» **TASK GOAL**: What lines in the entries hold the string "Covid"? List them.

==== EXERCISE INPUT

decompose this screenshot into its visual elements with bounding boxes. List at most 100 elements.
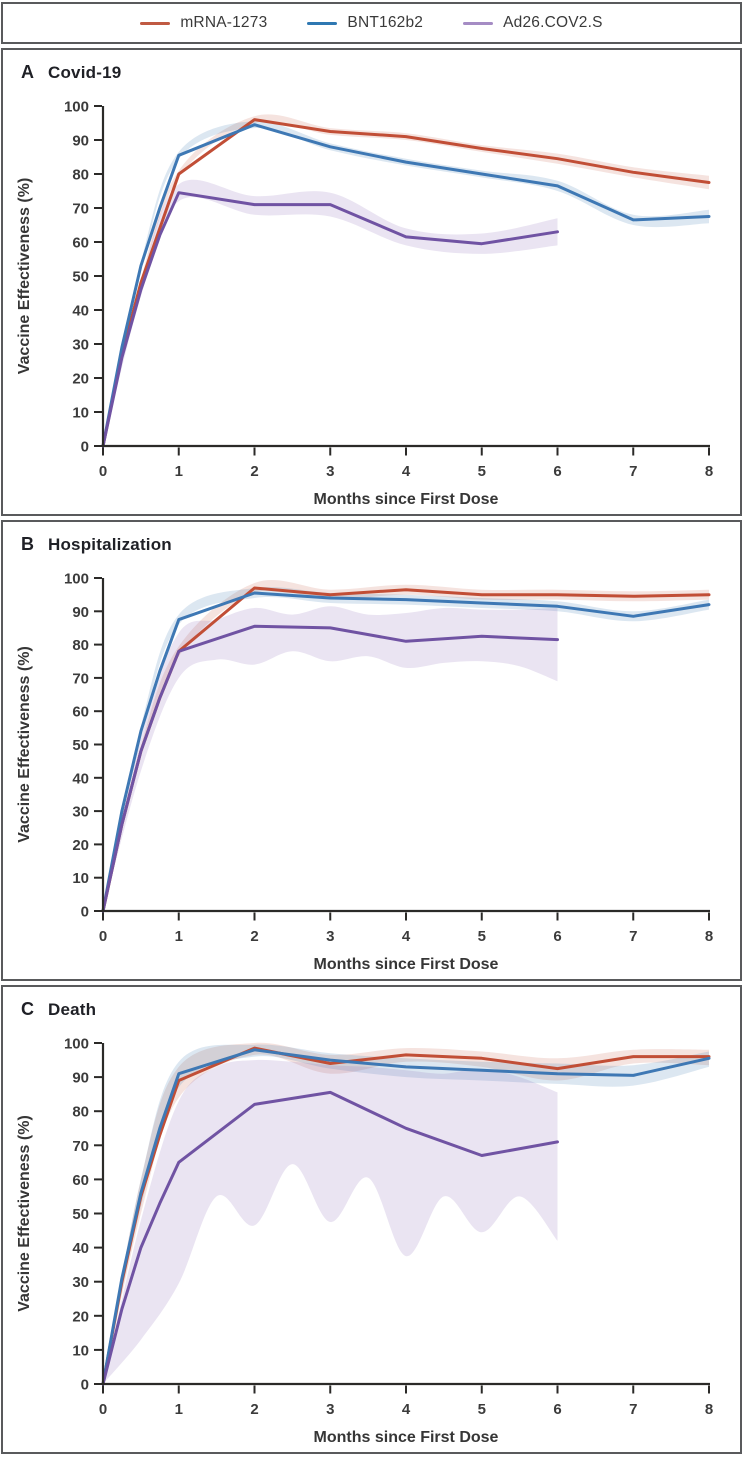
- y-tick-label: 20: [72, 837, 89, 854]
- x-axis-title: Months since First Dose: [314, 1429, 499, 1446]
- x-tick-label: 8: [705, 928, 713, 945]
- x-tick-label: 4: [402, 928, 411, 945]
- y-tick-label: 20: [72, 1308, 89, 1325]
- legend-label: mRNA-1273: [180, 14, 268, 31]
- line-mRNA-1273: [101, 118, 711, 448]
- y-tick-label: 20: [72, 371, 89, 388]
- band-Ad26.COV2.S: [103, 606, 558, 911]
- x-axis-title: Months since First Dose: [314, 956, 499, 973]
- x-axis-ticks: 0 1 2 3 4 5 6 7 8: [99, 912, 713, 945]
- y-tick-label: 0: [81, 439, 89, 456]
- y-axis-title: Vaccine Effectiveness (%): [16, 178, 33, 375]
- y-tick-label: 40: [72, 1240, 89, 1257]
- y-axis-ticks: 0 10 20 30 40 50 60 70 80 90 100: [64, 571, 102, 921]
- panel-letter: A: [21, 62, 34, 82]
- y-tick-label: 0: [81, 1377, 89, 1394]
- y-axis-title: Vaccine Effectiveness (%): [16, 646, 33, 843]
- axes: [101, 106, 710, 448]
- y-tick-label: 100: [64, 1036, 89, 1053]
- line-Ad26.COV2.S: [101, 191, 559, 448]
- x-tick-label: 8: [705, 1401, 713, 1418]
- x-tick-label: 1: [175, 928, 183, 945]
- y-tick-label: 60: [72, 1172, 89, 1189]
- legend-label: BNT162b2: [347, 14, 424, 31]
- panel-death: C Death 0 10 20 30 40 50 60 70 80 90 100 0 1 2 3 4 5 6 7 8 M…: [1, 985, 742, 1454]
- axes: [101, 578, 710, 913]
- panel-covid19: A Covid-19 0 10 20 30 40 50 60 70 80 90 100 0 1 2 3 4 5 6…: [1, 48, 742, 516]
- panel-name: Covid-19: [48, 63, 122, 82]
- y-axis-ticks: 0 10 20 30 40 50 60 70 80 90 100: [64, 1036, 102, 1394]
- y-tick-label: 100: [64, 99, 89, 116]
- x-tick-label: 8: [705, 463, 713, 480]
- y-tick-label: 50: [72, 1206, 89, 1223]
- line-Ad26.COV2.S: [101, 624, 559, 913]
- series-lines: [101, 1046, 711, 1386]
- band-Ad26.COV2.S: [103, 179, 558, 446]
- x-tick-label: 7: [629, 1401, 637, 1418]
- panel-title: A Covid-19: [3, 50, 740, 90]
- x-tick-label: 3: [326, 928, 334, 945]
- x-axis-title: Months since First Dose: [314, 491, 499, 508]
- y-tick-label: 40: [72, 770, 89, 787]
- x-tick-label: 6: [553, 463, 561, 480]
- y-tick-label: 80: [72, 637, 89, 654]
- x-tick-label: 5: [478, 1401, 486, 1418]
- line-Ad26.COV2.S: [101, 1090, 559, 1386]
- x-axis-ticks: 0 1 2 3 4 5 6 7 8: [99, 447, 713, 480]
- chart-death: 0 10 20 30 40 50 60 70 80 90 100 0 1 2 3 4 5 6 7 8 Months si…: [16, 1036, 713, 1447]
- x-tick-label: 5: [478, 928, 486, 945]
- y-tick-label: 70: [72, 1138, 89, 1155]
- panel-name: Hospitalization: [48, 535, 172, 554]
- x-tick-label: 0: [99, 463, 107, 480]
- panel-title: B Hospitalization: [3, 522, 740, 562]
- x-tick-label: 2: [250, 1401, 258, 1418]
- x-tick-label: 6: [553, 1401, 561, 1418]
- x-tick-label: 3: [326, 1401, 334, 1418]
- legend-item-bnt162b2: BNT162b2: [307, 14, 423, 32]
- y-tick-label: 100: [64, 571, 89, 588]
- y-axis-ticks: 0 10 20 30 40 50 60 70 80 90 100: [64, 99, 102, 456]
- y-tick-label: 10: [72, 870, 89, 887]
- x-tick-label: 4: [402, 1401, 411, 1418]
- y-tick-label: 70: [72, 670, 89, 687]
- x-axis-ticks: 0 1 2 3 4 5 6 7 8: [99, 1385, 713, 1418]
- x-tick-label: 2: [250, 463, 258, 480]
- y-tick-label: 10: [72, 405, 89, 422]
- y-tick-label: 90: [72, 604, 89, 621]
- panel-name: Death: [48, 1000, 97, 1019]
- line-BNT162b2: [101, 591, 711, 913]
- y-tick-label: 90: [72, 1070, 89, 1087]
- legend-swatch-mrna-1273: [140, 21, 171, 25]
- y-axis-title: Vaccine Effectiveness (%): [16, 1115, 33, 1312]
- legend-swatch-ad26: [463, 21, 494, 25]
- legend-label: Ad26.COV2.S: [503, 14, 603, 31]
- band-BNT162b2: [103, 587, 709, 911]
- x-tick-label: 0: [99, 928, 107, 945]
- x-tick-label: 0: [99, 1401, 107, 1418]
- y-tick-label: 80: [72, 167, 89, 184]
- confidence-bands: [103, 1042, 709, 1384]
- y-tick-label: 80: [72, 1104, 89, 1121]
- legend-swatch-bnt162b2: [307, 21, 338, 25]
- x-tick-label: 6: [553, 928, 561, 945]
- y-tick-label: 90: [72, 133, 89, 150]
- series-lines: [101, 586, 711, 913]
- y-tick-label: 30: [72, 337, 89, 354]
- panel-letter: C: [21, 999, 34, 1019]
- legend-item-mrna-1273: mRNA-1273: [140, 14, 267, 32]
- line-BNT162b2: [101, 1048, 711, 1386]
- axes: [101, 1043, 710, 1386]
- x-tick-label: 5: [478, 463, 486, 480]
- line-BNT162b2: [101, 123, 711, 448]
- legend-item-ad26: Ad26.COV2.S: [463, 14, 603, 32]
- panel-title: C Death: [3, 987, 740, 1027]
- x-tick-label: 2: [250, 928, 258, 945]
- x-tick-label: 7: [629, 928, 637, 945]
- x-tick-label: 1: [175, 463, 183, 480]
- y-tick-label: 50: [72, 737, 89, 754]
- y-tick-label: 40: [72, 303, 89, 320]
- y-tick-label: 50: [72, 269, 89, 286]
- panel-hospitalization: B Hospitalization 0 10 20 30 40 50 60 70 80 90 100…: [1, 520, 742, 981]
- y-tick-label: 0: [81, 904, 89, 921]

========

» **SOLUTION**:
- panel-covid19: A Covid-19 0 10 20 30 40 50 60 70 80 90 100 0 1 2 3 4 5 6…: [1, 48, 742, 516]
- panel-name: Covid-19: [48, 63, 122, 82]
- panel-title: A Covid-19: [3, 50, 740, 90]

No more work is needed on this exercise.